INPUT DATA:
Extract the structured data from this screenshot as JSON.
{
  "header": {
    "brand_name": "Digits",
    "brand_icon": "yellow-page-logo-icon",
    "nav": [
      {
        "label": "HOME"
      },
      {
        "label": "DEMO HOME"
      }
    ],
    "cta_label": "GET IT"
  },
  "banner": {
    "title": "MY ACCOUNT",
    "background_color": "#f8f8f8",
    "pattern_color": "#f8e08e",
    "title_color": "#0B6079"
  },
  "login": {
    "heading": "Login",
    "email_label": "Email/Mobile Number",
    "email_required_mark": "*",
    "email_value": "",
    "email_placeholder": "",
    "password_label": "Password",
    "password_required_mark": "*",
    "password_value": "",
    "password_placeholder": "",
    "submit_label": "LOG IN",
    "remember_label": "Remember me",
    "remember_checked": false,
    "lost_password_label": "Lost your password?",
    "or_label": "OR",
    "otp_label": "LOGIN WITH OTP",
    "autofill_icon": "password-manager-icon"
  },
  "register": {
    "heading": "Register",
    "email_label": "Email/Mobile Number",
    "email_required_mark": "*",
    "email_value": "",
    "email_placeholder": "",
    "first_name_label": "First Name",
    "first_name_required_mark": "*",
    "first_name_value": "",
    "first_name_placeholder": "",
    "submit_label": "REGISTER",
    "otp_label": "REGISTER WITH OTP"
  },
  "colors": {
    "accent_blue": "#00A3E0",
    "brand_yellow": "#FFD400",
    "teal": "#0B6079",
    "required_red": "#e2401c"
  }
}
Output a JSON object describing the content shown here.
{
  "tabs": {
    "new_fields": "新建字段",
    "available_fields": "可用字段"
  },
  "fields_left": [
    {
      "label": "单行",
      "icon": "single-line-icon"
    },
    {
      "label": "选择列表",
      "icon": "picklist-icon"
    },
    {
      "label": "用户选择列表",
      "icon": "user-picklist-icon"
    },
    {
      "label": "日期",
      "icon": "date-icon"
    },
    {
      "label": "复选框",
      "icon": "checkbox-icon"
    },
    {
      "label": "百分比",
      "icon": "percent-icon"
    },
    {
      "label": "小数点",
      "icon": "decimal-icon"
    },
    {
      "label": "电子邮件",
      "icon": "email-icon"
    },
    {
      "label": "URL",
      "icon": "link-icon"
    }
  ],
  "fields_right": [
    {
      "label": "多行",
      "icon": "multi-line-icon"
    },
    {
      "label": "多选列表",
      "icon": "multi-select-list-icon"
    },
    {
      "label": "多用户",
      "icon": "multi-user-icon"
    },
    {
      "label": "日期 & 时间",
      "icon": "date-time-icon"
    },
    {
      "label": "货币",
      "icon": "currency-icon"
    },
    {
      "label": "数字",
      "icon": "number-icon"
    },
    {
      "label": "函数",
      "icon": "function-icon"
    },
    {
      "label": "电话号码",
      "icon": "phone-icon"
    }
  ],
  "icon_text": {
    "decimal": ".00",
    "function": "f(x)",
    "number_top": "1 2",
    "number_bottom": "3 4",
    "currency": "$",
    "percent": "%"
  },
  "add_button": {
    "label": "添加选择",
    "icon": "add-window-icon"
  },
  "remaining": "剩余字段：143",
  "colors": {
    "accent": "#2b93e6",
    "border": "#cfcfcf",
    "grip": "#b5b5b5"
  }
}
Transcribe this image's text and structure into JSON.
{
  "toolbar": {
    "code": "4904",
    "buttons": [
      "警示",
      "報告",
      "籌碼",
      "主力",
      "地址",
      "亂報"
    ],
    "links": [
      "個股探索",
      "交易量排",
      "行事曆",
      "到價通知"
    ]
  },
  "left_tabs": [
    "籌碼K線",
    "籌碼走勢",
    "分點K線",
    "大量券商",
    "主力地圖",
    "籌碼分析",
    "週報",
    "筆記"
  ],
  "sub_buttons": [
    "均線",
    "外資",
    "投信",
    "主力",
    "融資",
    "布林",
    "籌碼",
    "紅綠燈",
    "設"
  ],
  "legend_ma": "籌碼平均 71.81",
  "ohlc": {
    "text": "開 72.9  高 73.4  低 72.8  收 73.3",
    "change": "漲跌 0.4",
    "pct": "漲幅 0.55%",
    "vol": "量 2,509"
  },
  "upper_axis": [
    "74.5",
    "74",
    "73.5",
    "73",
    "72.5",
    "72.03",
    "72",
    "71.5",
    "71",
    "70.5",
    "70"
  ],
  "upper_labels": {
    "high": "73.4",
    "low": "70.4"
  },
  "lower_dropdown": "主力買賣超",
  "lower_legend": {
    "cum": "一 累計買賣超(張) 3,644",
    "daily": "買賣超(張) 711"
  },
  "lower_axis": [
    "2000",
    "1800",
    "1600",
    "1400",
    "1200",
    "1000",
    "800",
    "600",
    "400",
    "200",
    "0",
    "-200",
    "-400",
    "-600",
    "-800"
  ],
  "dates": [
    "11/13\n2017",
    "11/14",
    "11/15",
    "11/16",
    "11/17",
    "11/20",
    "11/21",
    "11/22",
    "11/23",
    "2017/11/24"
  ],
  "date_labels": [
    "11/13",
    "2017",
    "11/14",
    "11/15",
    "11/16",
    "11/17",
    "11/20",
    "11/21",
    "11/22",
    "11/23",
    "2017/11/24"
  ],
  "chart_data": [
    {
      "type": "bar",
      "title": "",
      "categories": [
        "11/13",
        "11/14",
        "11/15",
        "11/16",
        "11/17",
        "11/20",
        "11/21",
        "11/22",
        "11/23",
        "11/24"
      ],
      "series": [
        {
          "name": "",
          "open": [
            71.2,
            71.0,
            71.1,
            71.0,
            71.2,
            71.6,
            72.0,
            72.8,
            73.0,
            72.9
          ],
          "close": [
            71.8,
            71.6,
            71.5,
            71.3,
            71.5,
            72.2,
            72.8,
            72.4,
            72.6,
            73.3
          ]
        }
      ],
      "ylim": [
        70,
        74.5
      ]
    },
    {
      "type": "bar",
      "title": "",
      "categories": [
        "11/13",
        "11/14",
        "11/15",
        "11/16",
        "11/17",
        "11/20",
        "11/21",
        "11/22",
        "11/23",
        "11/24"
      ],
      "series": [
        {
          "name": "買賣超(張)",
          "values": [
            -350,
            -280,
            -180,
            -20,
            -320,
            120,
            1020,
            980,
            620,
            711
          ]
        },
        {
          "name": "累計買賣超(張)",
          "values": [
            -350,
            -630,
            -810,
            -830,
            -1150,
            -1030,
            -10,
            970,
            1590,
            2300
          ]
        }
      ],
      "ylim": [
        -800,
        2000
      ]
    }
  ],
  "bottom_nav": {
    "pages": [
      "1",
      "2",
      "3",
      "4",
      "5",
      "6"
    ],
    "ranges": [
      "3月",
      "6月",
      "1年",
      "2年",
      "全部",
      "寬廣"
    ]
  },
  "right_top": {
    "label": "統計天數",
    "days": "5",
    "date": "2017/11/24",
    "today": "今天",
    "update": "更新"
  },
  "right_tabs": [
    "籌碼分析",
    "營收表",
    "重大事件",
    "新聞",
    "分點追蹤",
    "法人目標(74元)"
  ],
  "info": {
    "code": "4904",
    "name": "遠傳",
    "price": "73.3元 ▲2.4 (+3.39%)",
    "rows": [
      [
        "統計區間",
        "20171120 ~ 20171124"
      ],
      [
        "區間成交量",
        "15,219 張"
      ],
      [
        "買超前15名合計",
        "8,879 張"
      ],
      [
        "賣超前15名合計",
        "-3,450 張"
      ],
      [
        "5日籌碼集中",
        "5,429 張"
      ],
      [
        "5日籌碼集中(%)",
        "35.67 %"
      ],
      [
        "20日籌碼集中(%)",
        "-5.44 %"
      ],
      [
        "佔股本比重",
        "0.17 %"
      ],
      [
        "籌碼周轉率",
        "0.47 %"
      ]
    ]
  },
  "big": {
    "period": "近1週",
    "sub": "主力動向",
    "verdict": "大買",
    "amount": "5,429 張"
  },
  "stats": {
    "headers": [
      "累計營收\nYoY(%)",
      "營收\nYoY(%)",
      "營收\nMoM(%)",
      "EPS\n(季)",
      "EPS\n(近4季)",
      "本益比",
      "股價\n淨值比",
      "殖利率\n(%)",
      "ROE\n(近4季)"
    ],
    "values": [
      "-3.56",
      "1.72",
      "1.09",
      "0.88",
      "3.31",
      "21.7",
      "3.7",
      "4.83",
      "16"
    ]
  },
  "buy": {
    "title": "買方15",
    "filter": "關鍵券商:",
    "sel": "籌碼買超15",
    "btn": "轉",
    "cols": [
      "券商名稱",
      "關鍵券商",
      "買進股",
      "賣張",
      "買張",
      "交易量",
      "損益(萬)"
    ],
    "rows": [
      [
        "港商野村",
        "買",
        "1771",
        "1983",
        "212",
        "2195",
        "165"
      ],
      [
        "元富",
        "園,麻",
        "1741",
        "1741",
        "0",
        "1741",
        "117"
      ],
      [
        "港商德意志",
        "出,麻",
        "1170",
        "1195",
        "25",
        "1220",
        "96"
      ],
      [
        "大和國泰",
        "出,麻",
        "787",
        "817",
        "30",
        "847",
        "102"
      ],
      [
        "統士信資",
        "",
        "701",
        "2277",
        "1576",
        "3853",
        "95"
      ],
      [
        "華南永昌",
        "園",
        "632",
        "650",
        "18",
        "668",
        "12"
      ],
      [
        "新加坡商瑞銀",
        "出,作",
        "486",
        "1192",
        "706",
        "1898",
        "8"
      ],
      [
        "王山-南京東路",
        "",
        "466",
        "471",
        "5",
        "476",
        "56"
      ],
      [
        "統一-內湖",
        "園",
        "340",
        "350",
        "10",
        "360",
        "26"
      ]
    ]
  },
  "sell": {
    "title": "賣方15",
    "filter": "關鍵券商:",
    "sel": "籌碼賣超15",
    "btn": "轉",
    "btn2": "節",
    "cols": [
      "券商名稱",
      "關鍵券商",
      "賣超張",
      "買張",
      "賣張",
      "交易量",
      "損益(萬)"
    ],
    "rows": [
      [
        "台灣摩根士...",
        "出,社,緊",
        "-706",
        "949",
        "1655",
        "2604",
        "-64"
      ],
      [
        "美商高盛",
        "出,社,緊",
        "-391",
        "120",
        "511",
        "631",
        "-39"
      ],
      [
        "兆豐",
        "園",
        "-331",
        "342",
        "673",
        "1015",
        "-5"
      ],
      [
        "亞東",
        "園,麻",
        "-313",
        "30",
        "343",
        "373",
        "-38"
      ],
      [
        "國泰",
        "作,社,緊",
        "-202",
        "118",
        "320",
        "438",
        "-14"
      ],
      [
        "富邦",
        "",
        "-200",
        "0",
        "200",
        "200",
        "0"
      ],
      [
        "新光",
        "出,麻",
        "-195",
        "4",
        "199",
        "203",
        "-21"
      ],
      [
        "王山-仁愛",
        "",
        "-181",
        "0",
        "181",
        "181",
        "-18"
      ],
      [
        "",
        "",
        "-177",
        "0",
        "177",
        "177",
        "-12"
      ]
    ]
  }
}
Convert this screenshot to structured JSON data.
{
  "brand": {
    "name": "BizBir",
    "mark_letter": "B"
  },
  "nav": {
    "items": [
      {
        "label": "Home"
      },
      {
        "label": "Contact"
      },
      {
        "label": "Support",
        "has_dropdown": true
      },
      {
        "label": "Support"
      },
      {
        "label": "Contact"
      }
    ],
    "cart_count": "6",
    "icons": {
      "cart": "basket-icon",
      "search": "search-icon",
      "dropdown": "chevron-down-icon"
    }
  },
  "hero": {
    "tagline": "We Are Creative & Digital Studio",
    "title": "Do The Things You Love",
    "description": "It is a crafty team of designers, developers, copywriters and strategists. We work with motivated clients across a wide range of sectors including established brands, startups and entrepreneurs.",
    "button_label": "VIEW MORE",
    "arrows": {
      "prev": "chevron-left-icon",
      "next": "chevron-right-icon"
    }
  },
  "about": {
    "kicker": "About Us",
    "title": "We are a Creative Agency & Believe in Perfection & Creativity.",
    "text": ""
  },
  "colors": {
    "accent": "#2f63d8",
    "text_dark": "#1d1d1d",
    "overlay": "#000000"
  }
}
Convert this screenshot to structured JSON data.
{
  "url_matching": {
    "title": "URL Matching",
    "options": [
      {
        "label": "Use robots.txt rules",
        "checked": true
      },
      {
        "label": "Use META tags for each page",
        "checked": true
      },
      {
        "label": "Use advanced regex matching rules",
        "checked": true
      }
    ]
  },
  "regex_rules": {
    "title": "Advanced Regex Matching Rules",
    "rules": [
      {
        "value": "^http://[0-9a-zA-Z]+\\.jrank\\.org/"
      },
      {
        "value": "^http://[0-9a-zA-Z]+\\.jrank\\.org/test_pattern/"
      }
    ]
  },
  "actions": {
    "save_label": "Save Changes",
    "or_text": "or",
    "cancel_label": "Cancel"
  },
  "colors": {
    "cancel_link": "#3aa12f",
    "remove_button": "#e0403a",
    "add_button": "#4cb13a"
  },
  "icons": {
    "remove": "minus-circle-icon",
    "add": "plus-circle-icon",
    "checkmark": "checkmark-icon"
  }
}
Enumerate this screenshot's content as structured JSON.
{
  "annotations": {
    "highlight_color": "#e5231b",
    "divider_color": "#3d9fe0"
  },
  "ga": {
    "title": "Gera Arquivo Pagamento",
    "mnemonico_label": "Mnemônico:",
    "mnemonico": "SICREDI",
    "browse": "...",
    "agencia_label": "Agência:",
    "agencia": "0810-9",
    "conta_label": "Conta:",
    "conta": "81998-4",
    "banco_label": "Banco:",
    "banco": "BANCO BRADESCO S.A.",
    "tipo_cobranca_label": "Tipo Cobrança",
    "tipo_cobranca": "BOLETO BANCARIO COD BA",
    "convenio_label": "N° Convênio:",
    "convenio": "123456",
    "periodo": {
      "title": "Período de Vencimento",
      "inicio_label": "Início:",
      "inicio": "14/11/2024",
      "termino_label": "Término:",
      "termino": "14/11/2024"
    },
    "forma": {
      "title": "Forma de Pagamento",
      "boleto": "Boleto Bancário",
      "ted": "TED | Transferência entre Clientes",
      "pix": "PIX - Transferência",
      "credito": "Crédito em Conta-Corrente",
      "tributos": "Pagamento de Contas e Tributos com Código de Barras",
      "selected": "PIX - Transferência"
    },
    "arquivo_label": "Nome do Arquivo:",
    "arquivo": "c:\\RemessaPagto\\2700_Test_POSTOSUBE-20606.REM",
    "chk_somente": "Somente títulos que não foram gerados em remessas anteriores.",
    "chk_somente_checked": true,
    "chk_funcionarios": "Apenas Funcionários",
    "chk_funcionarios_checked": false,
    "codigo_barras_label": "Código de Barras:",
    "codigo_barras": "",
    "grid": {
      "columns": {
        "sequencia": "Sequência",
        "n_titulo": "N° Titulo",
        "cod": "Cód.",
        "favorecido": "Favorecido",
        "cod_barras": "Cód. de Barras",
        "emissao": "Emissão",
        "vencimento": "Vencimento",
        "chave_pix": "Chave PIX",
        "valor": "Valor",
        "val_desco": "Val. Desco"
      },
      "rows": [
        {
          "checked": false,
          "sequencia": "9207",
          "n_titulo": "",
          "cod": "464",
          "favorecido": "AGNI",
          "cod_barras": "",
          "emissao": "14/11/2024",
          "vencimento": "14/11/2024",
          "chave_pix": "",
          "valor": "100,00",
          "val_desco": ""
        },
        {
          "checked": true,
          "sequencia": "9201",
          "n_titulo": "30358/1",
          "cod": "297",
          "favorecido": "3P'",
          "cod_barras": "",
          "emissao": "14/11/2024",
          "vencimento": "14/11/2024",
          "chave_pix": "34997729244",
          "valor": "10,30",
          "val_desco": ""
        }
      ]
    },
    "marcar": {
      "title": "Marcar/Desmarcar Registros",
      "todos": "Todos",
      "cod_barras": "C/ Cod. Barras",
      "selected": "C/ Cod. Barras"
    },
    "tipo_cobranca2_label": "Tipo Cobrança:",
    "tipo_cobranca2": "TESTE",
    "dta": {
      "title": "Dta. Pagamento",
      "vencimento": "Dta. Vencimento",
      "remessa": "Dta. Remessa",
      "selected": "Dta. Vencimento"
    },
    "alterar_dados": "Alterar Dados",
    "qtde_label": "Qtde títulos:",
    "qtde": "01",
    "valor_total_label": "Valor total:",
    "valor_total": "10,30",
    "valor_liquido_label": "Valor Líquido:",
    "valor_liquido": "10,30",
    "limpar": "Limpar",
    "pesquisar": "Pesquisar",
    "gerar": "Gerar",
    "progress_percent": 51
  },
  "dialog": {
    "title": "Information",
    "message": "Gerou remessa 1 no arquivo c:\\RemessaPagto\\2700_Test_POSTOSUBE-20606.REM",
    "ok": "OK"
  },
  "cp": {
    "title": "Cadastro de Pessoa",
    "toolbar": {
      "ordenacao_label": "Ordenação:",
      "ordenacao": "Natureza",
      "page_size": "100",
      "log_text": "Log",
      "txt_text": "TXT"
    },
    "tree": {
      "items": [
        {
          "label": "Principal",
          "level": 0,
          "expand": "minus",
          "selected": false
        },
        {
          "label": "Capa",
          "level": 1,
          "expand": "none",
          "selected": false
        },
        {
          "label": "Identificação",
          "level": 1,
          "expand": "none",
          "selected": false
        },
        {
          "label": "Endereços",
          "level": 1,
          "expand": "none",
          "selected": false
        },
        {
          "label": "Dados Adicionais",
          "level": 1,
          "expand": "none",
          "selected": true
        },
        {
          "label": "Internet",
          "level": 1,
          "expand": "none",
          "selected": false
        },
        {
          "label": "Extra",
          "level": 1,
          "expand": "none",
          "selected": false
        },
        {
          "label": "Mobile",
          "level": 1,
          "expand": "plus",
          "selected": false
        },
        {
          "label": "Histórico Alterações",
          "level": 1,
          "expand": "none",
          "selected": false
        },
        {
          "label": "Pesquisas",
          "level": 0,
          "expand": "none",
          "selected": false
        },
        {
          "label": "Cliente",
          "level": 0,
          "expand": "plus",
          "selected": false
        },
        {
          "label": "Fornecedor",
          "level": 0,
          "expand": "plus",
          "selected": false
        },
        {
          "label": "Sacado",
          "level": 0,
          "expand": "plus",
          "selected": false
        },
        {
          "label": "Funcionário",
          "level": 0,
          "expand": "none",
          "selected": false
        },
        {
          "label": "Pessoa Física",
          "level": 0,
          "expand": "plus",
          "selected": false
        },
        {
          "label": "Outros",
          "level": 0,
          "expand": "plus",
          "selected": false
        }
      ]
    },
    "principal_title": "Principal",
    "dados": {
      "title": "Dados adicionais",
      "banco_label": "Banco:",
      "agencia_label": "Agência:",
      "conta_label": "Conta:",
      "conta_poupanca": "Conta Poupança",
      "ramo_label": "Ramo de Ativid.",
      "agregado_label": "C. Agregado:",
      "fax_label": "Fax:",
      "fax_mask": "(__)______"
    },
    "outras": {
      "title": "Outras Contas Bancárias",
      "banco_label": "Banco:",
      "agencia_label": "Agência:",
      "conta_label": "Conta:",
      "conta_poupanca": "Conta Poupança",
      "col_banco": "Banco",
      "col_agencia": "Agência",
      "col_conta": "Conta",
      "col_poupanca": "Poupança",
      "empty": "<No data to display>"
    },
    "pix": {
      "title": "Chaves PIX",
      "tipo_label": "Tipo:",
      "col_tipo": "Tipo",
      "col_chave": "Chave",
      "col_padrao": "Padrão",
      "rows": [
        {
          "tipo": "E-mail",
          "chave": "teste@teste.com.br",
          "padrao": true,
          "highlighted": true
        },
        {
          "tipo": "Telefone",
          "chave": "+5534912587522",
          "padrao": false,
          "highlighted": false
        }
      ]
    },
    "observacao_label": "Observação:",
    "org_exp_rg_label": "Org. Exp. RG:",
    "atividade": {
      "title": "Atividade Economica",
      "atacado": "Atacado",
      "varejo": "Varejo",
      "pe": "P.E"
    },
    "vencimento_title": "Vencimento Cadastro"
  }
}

EXERCISE DESCRIPTION: Only a number is wanted: how many lines contain "user"?

FULL RESPONSE: 2